# SET PROBLEM
Go through the listing below and gather every line with the word "name".

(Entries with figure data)
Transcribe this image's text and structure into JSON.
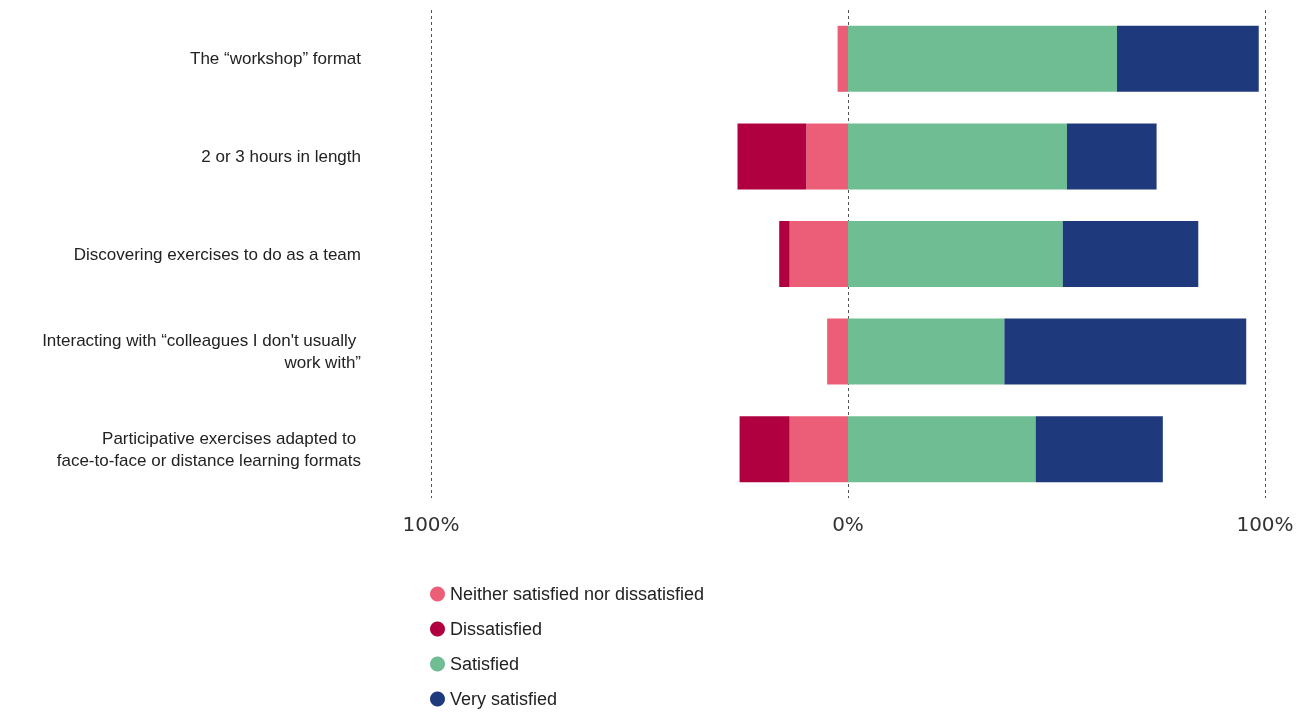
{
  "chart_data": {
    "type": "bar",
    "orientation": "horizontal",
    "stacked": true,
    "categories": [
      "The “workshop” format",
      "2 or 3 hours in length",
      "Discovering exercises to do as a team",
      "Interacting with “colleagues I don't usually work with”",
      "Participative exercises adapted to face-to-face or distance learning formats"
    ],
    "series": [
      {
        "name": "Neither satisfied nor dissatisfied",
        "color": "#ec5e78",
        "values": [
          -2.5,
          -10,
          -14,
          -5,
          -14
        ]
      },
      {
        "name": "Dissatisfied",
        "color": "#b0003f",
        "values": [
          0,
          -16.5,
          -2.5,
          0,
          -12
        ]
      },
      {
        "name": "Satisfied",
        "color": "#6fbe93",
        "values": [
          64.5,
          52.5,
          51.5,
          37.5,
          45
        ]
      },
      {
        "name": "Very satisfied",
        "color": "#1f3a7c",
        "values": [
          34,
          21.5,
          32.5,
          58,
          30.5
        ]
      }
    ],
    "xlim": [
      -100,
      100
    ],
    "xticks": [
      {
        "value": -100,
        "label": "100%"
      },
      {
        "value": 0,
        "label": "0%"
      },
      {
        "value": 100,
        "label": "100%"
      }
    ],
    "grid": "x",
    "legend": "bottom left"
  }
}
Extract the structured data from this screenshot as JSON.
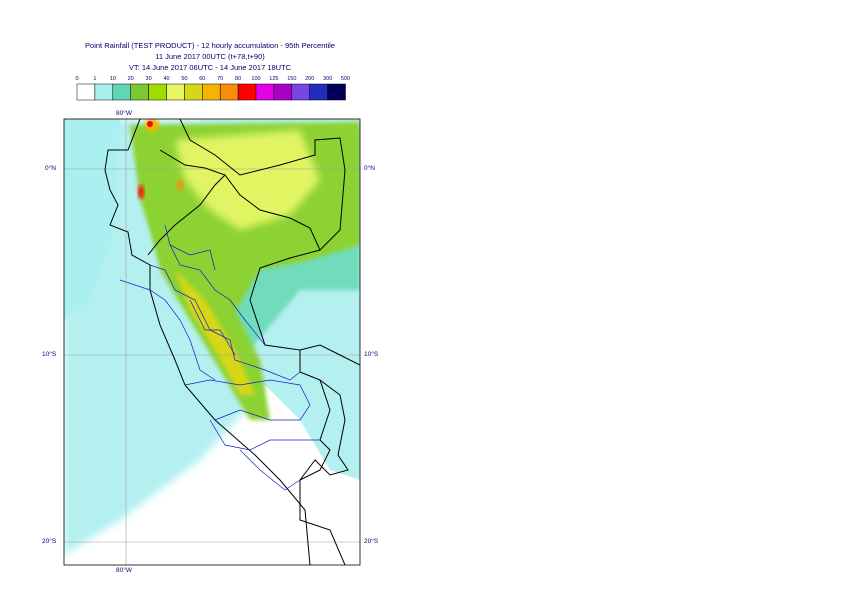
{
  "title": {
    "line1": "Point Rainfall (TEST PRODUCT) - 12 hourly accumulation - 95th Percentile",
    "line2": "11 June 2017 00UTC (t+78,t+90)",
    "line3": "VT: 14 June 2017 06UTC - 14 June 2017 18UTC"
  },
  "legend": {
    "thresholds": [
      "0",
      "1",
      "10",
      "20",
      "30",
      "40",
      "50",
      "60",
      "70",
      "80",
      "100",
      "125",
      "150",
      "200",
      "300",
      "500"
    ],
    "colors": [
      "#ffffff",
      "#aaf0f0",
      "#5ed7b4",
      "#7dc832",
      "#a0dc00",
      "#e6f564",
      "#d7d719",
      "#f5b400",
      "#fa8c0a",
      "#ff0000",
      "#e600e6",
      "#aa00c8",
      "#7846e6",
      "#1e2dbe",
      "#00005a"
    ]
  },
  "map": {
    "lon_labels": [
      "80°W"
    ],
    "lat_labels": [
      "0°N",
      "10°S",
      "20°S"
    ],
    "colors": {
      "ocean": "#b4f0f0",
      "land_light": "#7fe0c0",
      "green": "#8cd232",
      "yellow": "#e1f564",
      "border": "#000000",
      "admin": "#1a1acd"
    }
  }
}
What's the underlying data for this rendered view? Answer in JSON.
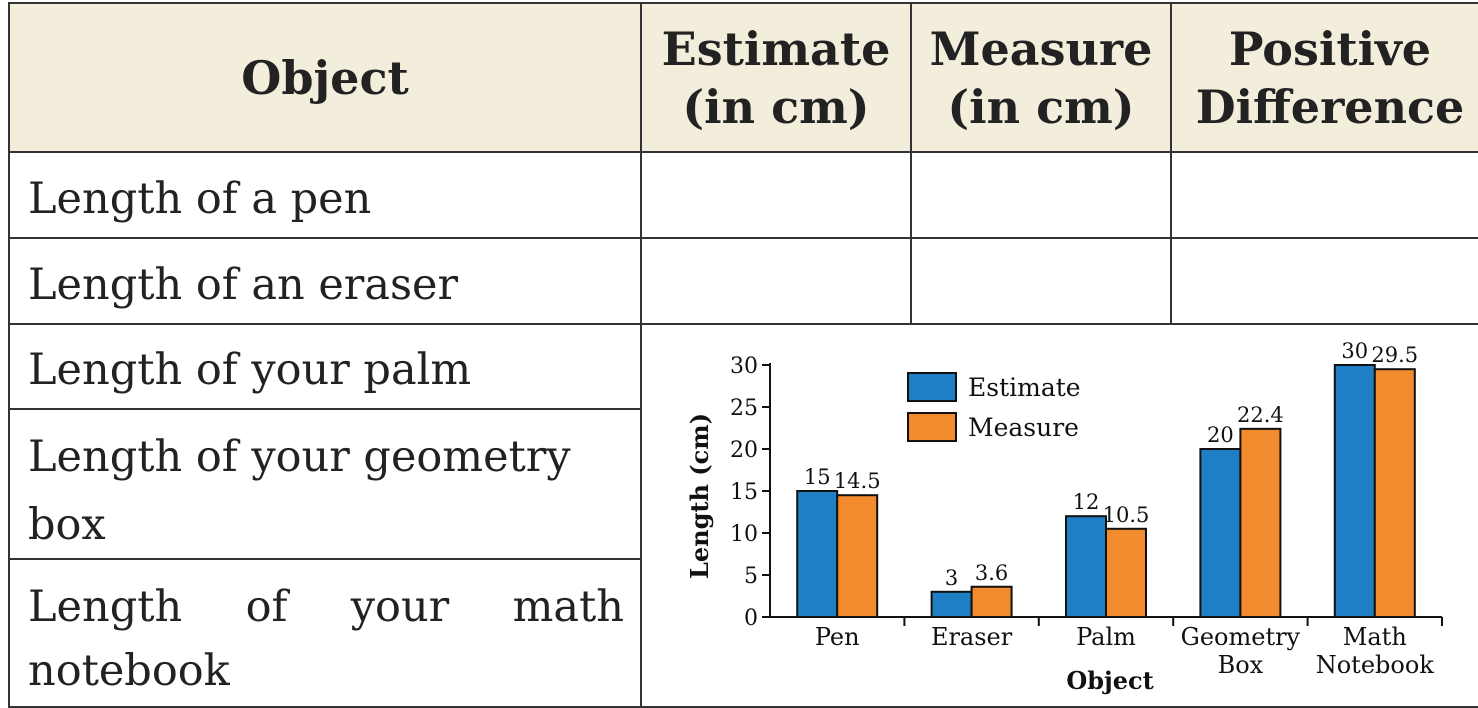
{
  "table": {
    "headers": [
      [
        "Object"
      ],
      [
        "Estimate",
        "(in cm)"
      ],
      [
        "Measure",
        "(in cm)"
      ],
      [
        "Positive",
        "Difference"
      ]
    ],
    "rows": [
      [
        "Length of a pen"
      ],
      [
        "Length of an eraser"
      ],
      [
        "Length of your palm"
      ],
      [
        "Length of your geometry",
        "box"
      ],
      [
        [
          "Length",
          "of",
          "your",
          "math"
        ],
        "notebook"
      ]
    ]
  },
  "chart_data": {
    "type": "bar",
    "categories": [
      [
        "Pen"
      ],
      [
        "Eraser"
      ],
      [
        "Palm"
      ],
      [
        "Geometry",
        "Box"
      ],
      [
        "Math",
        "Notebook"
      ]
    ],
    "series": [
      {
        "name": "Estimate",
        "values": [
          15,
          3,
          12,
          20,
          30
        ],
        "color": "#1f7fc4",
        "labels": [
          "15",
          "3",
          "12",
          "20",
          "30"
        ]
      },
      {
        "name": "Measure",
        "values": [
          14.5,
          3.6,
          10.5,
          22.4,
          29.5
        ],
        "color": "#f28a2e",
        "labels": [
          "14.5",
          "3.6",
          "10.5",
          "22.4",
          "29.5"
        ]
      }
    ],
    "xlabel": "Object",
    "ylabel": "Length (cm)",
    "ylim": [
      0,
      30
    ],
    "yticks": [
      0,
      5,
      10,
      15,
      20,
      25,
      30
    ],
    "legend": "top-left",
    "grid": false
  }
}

# FINAL RESULT
        "name": "Neither satisfied nor dissatisfied",
        "name": "Dissatisfied",
        "name": "Satisfied",
        "name": "Very satisfied",
        "name": "Estimate",
        "name": "Measure",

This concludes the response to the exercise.